### Supplied information
-*-*-
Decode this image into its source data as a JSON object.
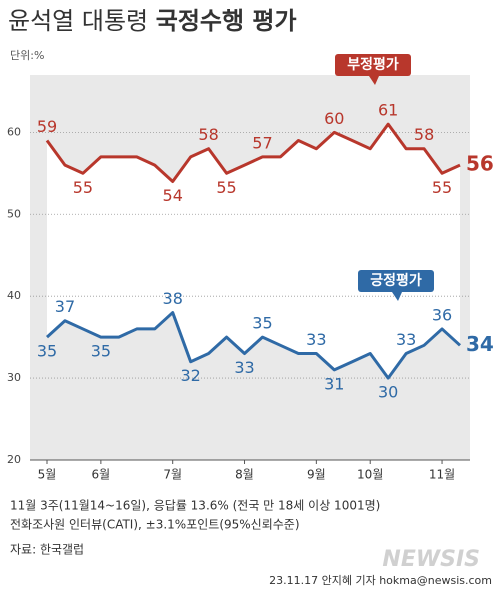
{
  "chart_data": {
    "type": "line",
    "title": [
      "윤석열 대통령",
      "국정수행 평가"
    ],
    "unit": "단위:%",
    "categories": [
      "5월",
      null,
      null,
      "6월",
      null,
      null,
      null,
      "7월",
      null,
      null,
      null,
      "8월",
      null,
      null,
      null,
      "9월",
      null,
      null,
      "10월",
      null,
      null,
      null,
      "11월",
      null
    ],
    "series": [
      {
        "name": "부정평가",
        "color": "#b8372c",
        "values": [
          59,
          56,
          55,
          57,
          57,
          57,
          56,
          54,
          57,
          58,
          55,
          56,
          57,
          57,
          59,
          58,
          60,
          59,
          58,
          61,
          58,
          58,
          55,
          56
        ],
        "value_labels": [
          "59",
          null,
          "55",
          null,
          null,
          null,
          null,
          "54",
          null,
          "58",
          "55",
          null,
          "57",
          null,
          null,
          null,
          "60",
          null,
          null,
          "61",
          null,
          "58",
          "55",
          "56"
        ]
      },
      {
        "name": "긍정평가",
        "color": "#2f6aa6",
        "values": [
          35,
          37,
          36,
          35,
          35,
          36,
          36,
          38,
          32,
          33,
          35,
          33,
          35,
          34,
          33,
          33,
          31,
          32,
          33,
          30,
          33,
          34,
          36,
          34
        ],
        "value_labels": [
          "35",
          "37",
          null,
          "35",
          null,
          null,
          null,
          "38",
          "32",
          null,
          null,
          "33",
          "35",
          null,
          null,
          "33",
          "31",
          null,
          null,
          "30",
          "33",
          null,
          "36",
          "34"
        ]
      }
    ],
    "ylim": [
      20,
      67
    ],
    "yticks": [
      20,
      30,
      40,
      50,
      60
    ],
    "grid": true,
    "notes": [
      "11월 3주(11월14~16일), 응답률 13.6% (전국 만 18세 이상 1001명)",
      "전화조사원 인터뷰(CATI), ±3.1%포인트(95%신뢰수준)",
      "자료: 한국갤럽"
    ],
    "credit": "23.11.17 안지혜 기자 hokma@newsis.com",
    "logo": "NEWSIS"
  }
}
-*-*-
### Exercise instructions
Images in the records should not be copied. Repeat all the rest exactly.

### Task result
Decode this image into its source data as a JSON object.
{
  "chart_data": {
    "type": "line",
    "title": [
      "윤석열 대통령",
      "국정수행 평가"
    ],
    "unit": "단위:%",
    "categories": [
      "5월",
      null,
      null,
      "6월",
      null,
      null,
      null,
      "7월",
      null,
      null,
      null,
      "8월",
      null,
      null,
      null,
      "9월",
      null,
      null,
      "10월",
      null,
      null,
      null,
      "11월",
      null
    ],
    "series": [
      {
        "name": "부정평가",
        "color": "#b8372c",
        "values": [
          59,
          56,
          55,
          57,
          57,
          57,
          56,
          54,
          57,
          58,
          55,
          56,
          57,
          57,
          59,
          58,
          60,
          59,
          58,
          61,
          58,
          58,
          55,
          56
        ],
        "value_labels": [
          "59",
          null,
          "55",
          null,
          null,
          null,
          null,
          "54",
          null,
          "58",
          "55",
          null,
          "57",
          null,
          null,
          null,
          "60",
          null,
          null,
          "61",
          null,
          "58",
          "55",
          "56"
        ]
      },
      {
        "name": "긍정평가",
        "color": "#2f6aa6",
        "values": [
          35,
          37,
          36,
          35,
          35,
          36,
          36,
          38,
          32,
          33,
          35,
          33,
          35,
          34,
          33,
          33,
          31,
          32,
          33,
          30,
          33,
          34,
          36,
          34
        ],
        "value_labels": [
          "35",
          "37",
          null,
          "35",
          null,
          null,
          null,
          "38",
          "32",
          null,
          null,
          "33",
          "35",
          null,
          null,
          "33",
          "31",
          null,
          null,
          "30",
          "33",
          null,
          "36",
          "34"
        ]
      }
    ],
    "ylim": [
      20,
      67
    ],
    "yticks": [
      20,
      30,
      40,
      50,
      60
    ],
    "grid": true,
    "notes": [
      "11월 3주(11월14~16일), 응답률 13.6% (전국 만 18세 이상 1001명)",
      "전화조사원 인터뷰(CATI), ±3.1%포인트(95%신뢰수준)",
      "자료: 한국갤럽"
    ],
    "credit": "23.11.17 안지혜 기자 hokma@newsis.com",
    "logo": "NEWSIS"
  }
}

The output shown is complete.